* PROBLEM TO WORK ON: Among the lines of these entries, how many hold the word "keys"? State only the number.
——
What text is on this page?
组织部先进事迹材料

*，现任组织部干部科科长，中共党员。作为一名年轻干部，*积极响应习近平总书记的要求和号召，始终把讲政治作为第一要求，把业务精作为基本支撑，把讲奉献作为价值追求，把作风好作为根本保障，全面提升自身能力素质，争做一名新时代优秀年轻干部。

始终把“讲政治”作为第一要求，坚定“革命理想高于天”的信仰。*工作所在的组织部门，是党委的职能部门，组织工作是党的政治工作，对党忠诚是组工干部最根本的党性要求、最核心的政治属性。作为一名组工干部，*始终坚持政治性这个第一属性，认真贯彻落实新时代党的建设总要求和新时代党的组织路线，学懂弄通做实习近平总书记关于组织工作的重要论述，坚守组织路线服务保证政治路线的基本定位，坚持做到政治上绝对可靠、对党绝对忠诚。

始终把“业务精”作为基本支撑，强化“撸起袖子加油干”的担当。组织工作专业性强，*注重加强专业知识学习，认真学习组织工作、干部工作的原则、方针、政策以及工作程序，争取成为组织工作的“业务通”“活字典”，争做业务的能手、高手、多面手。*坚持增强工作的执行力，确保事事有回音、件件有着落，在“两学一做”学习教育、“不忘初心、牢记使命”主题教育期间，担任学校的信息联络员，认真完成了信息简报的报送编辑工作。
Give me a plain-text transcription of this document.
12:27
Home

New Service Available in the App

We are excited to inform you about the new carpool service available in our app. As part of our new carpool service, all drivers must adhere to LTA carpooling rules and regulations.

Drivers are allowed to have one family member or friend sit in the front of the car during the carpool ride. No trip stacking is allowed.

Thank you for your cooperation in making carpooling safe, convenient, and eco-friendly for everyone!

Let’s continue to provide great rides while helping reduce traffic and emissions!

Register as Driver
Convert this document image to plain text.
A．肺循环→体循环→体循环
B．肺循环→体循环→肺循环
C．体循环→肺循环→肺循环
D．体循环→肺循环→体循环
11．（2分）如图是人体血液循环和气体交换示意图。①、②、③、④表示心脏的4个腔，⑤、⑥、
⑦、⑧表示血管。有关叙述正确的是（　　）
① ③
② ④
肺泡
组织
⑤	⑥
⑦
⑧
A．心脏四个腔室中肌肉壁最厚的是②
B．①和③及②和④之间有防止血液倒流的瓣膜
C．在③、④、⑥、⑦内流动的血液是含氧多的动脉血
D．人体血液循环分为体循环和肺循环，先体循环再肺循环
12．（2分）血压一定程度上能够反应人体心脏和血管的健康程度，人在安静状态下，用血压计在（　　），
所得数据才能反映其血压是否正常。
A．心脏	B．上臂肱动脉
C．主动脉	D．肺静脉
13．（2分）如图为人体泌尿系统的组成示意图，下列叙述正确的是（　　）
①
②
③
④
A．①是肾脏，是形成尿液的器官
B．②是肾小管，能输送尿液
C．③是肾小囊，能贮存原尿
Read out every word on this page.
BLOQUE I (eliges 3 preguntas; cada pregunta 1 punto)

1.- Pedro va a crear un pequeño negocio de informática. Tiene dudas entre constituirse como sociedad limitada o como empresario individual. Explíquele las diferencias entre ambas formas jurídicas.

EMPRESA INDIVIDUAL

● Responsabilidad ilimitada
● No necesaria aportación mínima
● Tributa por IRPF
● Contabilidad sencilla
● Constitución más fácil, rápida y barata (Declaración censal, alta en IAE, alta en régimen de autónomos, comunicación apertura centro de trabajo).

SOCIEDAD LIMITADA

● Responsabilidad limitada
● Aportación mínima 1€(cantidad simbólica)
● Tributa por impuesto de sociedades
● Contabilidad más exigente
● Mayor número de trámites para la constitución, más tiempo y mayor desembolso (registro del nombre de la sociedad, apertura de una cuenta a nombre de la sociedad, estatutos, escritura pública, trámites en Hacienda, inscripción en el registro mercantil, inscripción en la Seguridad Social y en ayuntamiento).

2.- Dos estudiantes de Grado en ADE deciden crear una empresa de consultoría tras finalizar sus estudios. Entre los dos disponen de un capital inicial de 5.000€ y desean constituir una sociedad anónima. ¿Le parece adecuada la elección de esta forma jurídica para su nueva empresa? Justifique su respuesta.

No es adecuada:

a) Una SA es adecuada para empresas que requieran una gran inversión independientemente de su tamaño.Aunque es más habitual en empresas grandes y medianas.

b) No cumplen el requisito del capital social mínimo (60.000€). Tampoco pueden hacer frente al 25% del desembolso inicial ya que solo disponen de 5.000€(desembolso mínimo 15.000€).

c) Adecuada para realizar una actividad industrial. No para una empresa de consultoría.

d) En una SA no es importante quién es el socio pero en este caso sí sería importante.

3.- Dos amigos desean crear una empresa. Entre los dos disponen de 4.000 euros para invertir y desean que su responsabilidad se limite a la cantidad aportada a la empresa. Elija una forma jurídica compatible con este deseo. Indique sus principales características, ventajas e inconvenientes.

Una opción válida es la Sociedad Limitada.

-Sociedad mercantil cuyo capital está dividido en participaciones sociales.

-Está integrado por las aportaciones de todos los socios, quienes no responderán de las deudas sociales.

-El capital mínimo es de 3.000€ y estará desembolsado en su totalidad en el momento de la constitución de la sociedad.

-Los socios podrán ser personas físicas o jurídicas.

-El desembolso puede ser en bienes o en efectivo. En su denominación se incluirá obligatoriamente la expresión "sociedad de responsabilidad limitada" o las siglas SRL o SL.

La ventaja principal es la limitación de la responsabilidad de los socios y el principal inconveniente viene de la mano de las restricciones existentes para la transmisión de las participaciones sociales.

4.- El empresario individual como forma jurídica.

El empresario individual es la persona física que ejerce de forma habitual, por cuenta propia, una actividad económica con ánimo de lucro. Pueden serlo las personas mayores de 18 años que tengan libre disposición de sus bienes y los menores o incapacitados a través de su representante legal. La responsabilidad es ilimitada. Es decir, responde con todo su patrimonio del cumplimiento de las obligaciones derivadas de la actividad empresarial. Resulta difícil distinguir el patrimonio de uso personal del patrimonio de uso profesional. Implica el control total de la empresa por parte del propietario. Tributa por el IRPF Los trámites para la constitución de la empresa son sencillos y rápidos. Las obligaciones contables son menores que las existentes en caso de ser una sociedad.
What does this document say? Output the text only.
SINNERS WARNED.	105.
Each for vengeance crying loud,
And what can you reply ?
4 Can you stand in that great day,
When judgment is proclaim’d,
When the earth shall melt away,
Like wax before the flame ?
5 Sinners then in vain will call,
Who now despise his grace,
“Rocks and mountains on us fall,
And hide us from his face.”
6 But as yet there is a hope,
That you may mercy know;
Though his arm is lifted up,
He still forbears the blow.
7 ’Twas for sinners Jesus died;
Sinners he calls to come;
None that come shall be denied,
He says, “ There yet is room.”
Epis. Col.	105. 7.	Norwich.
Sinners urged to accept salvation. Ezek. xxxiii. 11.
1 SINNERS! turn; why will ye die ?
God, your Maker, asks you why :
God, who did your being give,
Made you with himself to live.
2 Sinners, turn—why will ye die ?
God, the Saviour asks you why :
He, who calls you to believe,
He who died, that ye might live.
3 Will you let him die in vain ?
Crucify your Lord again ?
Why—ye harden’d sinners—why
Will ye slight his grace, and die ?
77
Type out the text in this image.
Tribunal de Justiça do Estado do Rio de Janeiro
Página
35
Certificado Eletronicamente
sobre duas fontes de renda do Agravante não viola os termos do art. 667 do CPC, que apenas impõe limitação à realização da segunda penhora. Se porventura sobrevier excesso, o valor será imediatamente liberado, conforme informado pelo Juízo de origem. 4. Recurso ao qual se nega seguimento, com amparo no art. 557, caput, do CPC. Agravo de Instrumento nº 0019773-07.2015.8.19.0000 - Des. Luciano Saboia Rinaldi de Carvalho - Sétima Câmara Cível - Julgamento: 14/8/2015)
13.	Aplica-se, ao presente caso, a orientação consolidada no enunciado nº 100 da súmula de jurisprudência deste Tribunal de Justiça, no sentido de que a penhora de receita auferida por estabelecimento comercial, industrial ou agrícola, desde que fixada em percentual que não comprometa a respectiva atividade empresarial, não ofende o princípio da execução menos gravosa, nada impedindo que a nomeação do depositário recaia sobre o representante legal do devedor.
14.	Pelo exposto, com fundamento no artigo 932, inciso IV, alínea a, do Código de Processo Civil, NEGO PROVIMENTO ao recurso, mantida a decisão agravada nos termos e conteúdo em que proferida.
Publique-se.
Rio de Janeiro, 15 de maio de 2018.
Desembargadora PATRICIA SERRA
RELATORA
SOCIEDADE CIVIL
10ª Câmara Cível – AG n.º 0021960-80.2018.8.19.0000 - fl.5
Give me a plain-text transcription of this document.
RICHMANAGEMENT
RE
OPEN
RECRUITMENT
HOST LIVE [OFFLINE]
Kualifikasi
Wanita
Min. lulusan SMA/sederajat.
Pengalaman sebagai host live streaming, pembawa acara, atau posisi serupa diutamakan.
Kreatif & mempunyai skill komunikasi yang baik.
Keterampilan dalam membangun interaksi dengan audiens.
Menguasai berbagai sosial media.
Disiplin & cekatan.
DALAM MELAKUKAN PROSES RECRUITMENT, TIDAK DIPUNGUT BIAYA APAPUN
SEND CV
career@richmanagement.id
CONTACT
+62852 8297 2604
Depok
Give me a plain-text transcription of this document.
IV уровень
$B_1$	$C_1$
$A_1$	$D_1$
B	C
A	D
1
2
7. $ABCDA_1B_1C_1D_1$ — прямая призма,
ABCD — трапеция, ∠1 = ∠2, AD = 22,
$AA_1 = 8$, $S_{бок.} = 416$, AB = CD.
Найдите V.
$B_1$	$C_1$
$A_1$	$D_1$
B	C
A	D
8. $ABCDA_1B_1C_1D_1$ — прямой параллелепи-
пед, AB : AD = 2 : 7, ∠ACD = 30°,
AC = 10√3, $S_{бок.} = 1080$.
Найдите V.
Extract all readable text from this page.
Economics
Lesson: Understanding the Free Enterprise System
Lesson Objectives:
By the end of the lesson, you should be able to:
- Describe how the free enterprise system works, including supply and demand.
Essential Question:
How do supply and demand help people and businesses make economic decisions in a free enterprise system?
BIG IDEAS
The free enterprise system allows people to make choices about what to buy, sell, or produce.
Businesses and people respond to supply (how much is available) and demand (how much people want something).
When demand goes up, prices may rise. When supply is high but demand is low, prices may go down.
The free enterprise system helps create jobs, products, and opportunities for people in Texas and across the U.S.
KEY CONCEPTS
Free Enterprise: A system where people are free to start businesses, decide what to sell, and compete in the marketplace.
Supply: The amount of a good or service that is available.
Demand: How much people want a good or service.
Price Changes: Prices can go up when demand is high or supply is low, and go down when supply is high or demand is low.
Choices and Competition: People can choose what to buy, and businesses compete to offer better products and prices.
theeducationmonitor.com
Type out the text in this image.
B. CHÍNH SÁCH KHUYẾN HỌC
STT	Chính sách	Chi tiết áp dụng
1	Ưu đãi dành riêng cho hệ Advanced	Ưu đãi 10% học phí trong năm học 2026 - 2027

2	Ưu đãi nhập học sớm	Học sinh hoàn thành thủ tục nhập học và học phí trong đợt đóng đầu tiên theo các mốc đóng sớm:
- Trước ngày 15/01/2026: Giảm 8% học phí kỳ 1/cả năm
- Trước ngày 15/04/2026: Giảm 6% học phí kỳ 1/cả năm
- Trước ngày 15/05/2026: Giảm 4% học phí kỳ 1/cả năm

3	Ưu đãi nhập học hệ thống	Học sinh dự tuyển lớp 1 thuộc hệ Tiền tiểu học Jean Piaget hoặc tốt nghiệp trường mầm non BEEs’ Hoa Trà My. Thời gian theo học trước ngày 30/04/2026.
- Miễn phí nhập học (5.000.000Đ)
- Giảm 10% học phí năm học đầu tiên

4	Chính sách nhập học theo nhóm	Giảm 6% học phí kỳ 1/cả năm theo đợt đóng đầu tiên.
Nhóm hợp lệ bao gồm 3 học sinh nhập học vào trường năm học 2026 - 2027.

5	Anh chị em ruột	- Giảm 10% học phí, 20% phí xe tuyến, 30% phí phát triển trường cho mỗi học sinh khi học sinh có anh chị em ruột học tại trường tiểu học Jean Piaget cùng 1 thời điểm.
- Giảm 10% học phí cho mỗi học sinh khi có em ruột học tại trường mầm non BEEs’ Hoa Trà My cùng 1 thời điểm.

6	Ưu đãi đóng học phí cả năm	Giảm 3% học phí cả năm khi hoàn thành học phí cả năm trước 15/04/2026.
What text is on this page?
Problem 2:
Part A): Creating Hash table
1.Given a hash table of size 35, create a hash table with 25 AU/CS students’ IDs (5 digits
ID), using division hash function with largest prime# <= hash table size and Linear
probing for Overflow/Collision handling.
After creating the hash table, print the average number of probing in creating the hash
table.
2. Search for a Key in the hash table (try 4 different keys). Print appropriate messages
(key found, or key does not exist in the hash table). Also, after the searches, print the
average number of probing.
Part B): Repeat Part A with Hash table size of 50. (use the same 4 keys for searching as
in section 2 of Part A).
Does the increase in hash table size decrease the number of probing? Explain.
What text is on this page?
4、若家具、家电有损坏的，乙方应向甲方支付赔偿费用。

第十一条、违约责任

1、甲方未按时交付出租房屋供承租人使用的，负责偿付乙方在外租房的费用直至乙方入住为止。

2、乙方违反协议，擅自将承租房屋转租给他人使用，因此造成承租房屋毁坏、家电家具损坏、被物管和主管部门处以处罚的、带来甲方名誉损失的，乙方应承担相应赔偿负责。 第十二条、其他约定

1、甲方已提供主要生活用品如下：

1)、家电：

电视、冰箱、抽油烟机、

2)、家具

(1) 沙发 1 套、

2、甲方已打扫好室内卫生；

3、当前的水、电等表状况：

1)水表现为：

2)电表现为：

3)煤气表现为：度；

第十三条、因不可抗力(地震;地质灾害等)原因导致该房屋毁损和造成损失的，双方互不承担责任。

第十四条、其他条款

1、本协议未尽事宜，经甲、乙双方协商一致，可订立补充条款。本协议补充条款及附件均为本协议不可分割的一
——
* THE REPLY: 2